--- Begin Data entries ---

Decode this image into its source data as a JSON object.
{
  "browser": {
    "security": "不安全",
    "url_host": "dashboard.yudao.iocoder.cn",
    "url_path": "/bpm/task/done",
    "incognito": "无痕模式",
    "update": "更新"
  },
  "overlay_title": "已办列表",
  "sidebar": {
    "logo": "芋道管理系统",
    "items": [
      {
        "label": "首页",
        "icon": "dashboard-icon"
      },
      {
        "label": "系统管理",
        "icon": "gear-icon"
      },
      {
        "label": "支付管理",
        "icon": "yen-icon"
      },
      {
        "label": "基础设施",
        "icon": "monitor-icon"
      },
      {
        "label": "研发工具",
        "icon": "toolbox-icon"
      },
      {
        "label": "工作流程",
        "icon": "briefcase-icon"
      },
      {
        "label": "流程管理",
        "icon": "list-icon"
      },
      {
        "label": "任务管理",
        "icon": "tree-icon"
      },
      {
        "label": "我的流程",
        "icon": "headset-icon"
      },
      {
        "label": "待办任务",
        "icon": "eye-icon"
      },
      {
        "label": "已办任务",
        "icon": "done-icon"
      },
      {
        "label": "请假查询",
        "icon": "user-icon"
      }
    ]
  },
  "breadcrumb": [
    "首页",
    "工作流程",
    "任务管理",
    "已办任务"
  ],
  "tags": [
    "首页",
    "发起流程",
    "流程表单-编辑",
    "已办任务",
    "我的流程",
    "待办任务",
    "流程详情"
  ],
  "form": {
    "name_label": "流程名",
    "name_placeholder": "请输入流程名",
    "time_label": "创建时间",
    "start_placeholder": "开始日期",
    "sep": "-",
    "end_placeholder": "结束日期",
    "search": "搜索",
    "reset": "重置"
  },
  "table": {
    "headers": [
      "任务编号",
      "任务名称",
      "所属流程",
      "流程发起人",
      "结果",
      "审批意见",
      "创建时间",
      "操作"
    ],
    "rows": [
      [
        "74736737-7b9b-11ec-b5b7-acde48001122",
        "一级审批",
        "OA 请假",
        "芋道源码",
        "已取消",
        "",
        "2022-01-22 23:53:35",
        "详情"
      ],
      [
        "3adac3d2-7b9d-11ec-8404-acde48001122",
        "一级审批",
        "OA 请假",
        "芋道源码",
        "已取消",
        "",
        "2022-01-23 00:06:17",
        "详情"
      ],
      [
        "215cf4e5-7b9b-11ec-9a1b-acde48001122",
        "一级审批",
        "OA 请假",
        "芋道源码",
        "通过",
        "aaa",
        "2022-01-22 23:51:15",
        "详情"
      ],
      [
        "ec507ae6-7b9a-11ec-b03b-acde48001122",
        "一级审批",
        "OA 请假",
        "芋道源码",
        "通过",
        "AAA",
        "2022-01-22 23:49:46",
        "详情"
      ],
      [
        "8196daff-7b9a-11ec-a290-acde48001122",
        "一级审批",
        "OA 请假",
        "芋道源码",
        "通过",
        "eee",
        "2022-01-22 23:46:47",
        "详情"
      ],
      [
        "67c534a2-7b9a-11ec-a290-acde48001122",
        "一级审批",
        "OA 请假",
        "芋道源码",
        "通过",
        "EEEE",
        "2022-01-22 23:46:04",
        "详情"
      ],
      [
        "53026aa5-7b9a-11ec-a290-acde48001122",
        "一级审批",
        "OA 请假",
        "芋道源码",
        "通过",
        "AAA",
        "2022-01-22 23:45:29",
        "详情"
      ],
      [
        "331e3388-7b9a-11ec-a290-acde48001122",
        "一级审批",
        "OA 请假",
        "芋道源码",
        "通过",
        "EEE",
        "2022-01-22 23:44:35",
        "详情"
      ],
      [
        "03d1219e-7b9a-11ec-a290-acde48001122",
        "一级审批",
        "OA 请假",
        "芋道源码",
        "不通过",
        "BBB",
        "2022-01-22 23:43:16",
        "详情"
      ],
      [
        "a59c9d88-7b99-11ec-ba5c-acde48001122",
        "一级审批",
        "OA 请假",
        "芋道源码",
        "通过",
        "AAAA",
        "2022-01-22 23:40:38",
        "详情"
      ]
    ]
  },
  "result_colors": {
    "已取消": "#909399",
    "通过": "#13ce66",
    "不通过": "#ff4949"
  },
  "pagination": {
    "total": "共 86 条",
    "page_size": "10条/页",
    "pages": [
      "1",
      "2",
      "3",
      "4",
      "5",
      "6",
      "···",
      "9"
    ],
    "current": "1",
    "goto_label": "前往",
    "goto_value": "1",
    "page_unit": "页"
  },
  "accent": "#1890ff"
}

--- End Data entries ---

** What you need to do **
Copy each line above where the string "icon" occurs.

** Solution to the exercise **
        "icon": "dashboard-icon"
        "icon": "gear-icon"
        "icon": "yen-icon"
        "icon": "monitor-icon"
        "icon": "toolbox-icon"
        "icon": "briefcase-icon"
        "icon": "list-icon"
        "icon": "tree-icon"
        "icon": "headset-icon"
        "icon": "eye-icon"
        "icon": "done-icon"
        "icon": "user-icon"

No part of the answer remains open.